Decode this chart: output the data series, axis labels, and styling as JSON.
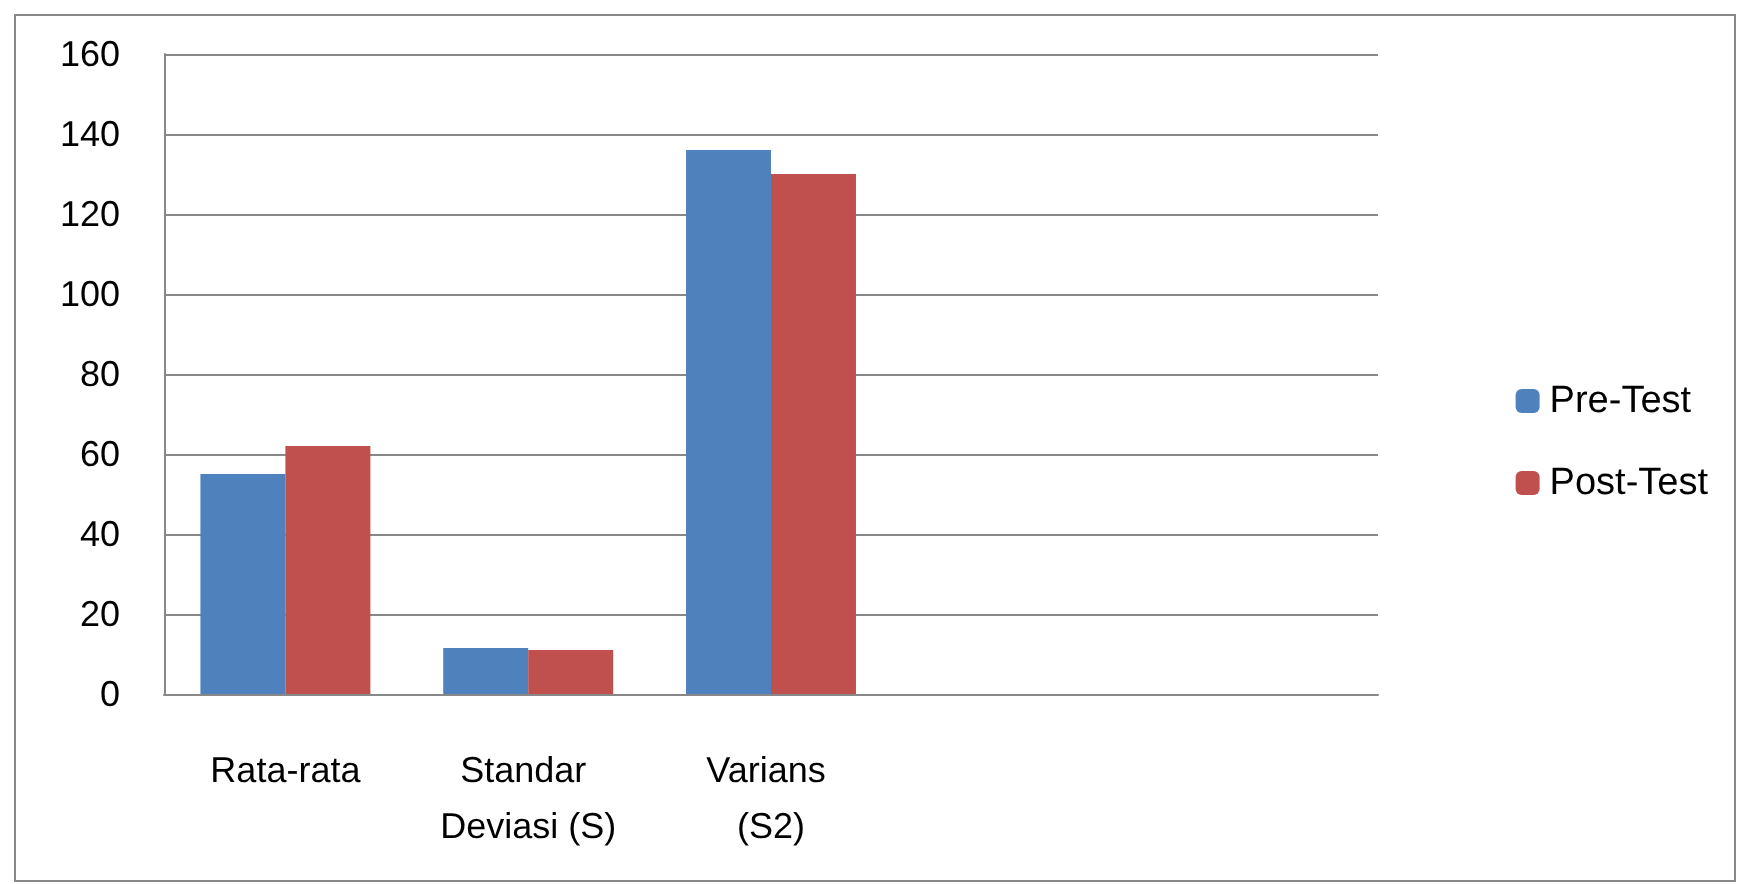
{
  "chart_data": {
    "type": "bar",
    "categories": [
      "Rata-rata",
      "Standar Deviasi (S)",
      "Varians (S2)",
      null,
      null
    ],
    "series": [
      {
        "name": "Pre-Test",
        "color": "#4f81bd",
        "values": [
          55,
          11.5,
          136,
          null,
          null
        ]
      },
      {
        "name": "Post-Test",
        "color": "#c0504d",
        "values": [
          62,
          11,
          130,
          null,
          null
        ]
      }
    ],
    "ylim": [
      0,
      160
    ],
    "yticks": [
      0,
      20,
      40,
      60,
      80,
      100,
      120,
      140,
      160
    ],
    "grid": "y",
    "legend": "right"
  }
}
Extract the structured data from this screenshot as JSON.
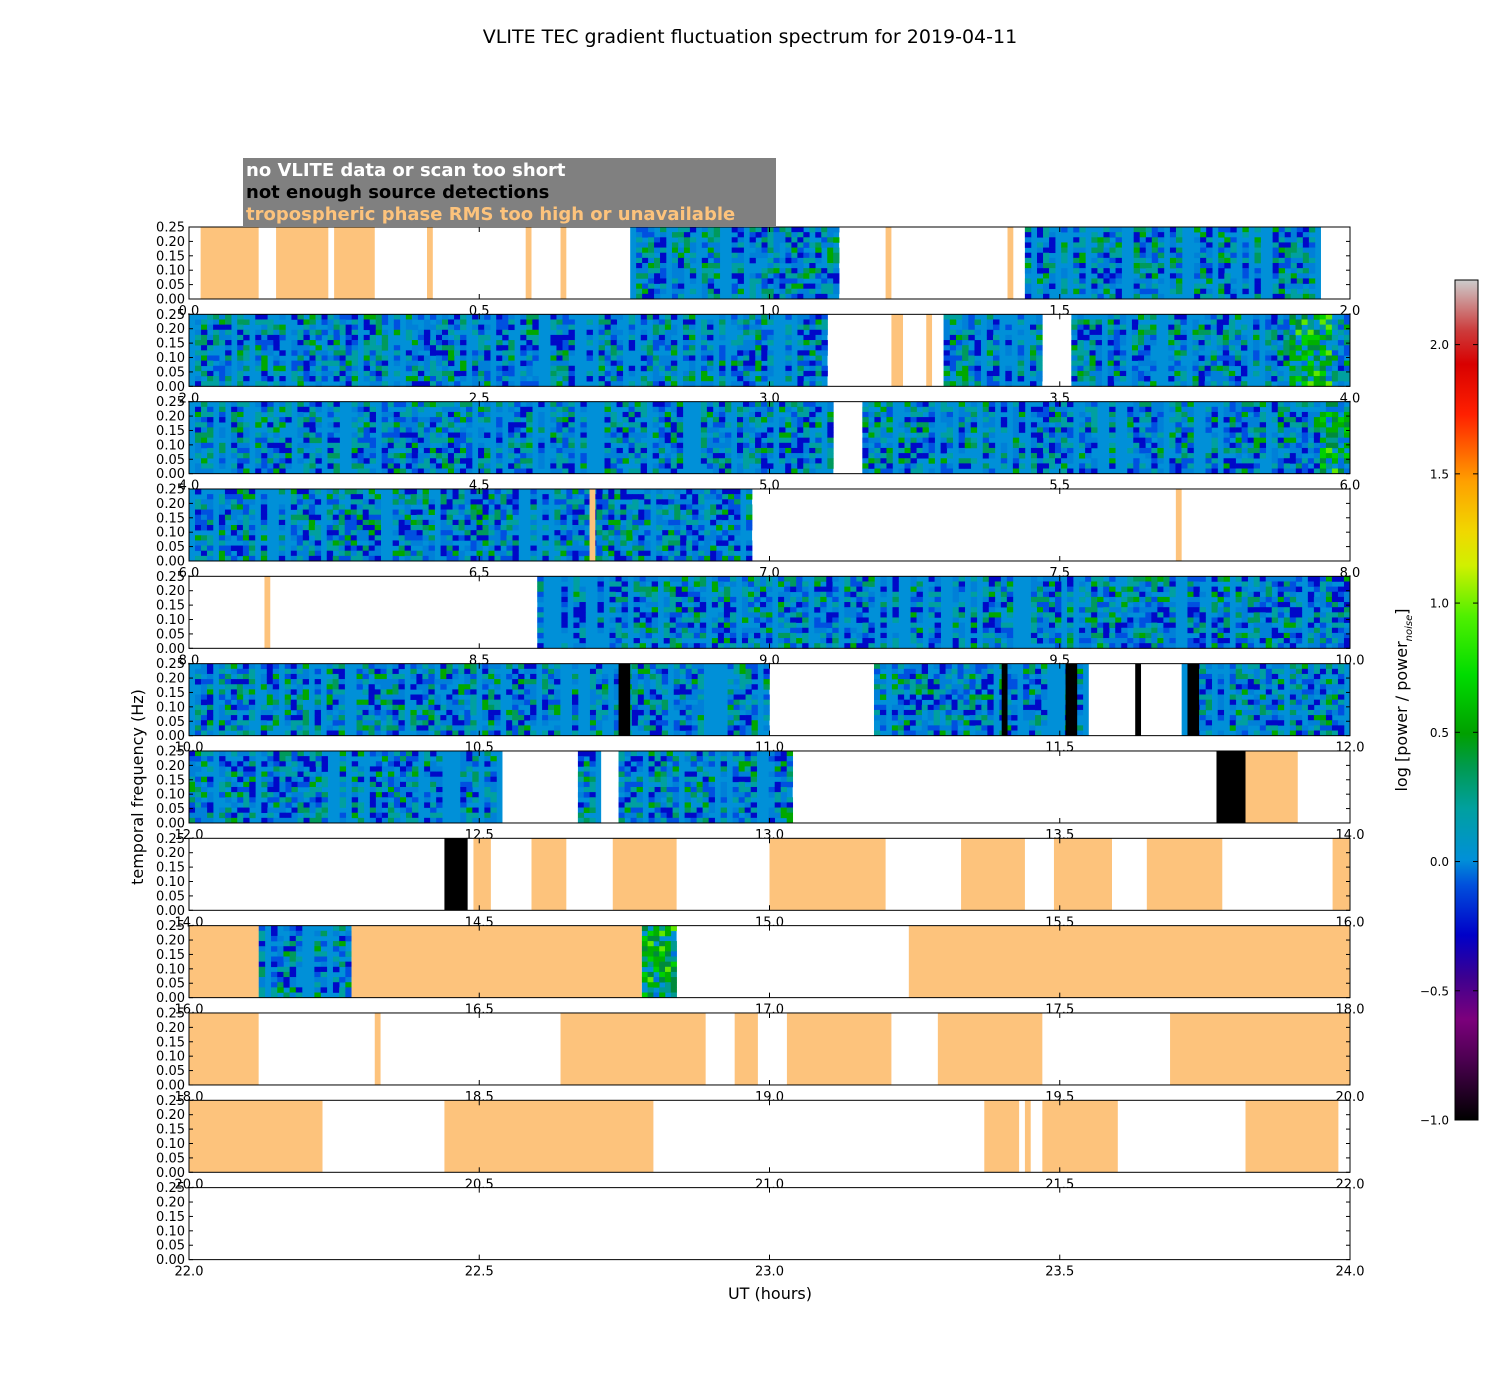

Required work
Repeat the full listing above exactly, with no pictures in the copy.

The reply
Decode this chart: output the data series, axis labels, and styling as JSON.
{
  "chart_data": {
    "type": "bar",
    "categories": [
      "Rata-rata",
      "Standar Deviasi (S)",
      "Varians (S2)",
      null,
      null
    ],
    "series": [
      {
        "name": "Pre-Test",
        "color": "#4f81bd",
        "values": [
          55,
          11.5,
          136,
          null,
          null
        ]
      },
      {
        "name": "Post-Test",
        "color": "#c0504d",
        "values": [
          62,
          11,
          130,
          null,
          null
        ]
      }
    ],
    "ylim": [
      0,
      160
    ],
    "yticks": [
      0,
      20,
      40,
      60,
      80,
      100,
      120,
      140,
      160
    ],
    "grid": "y",
    "legend": "right"
  }
}
Extract the structured data from this screenshot as JSON.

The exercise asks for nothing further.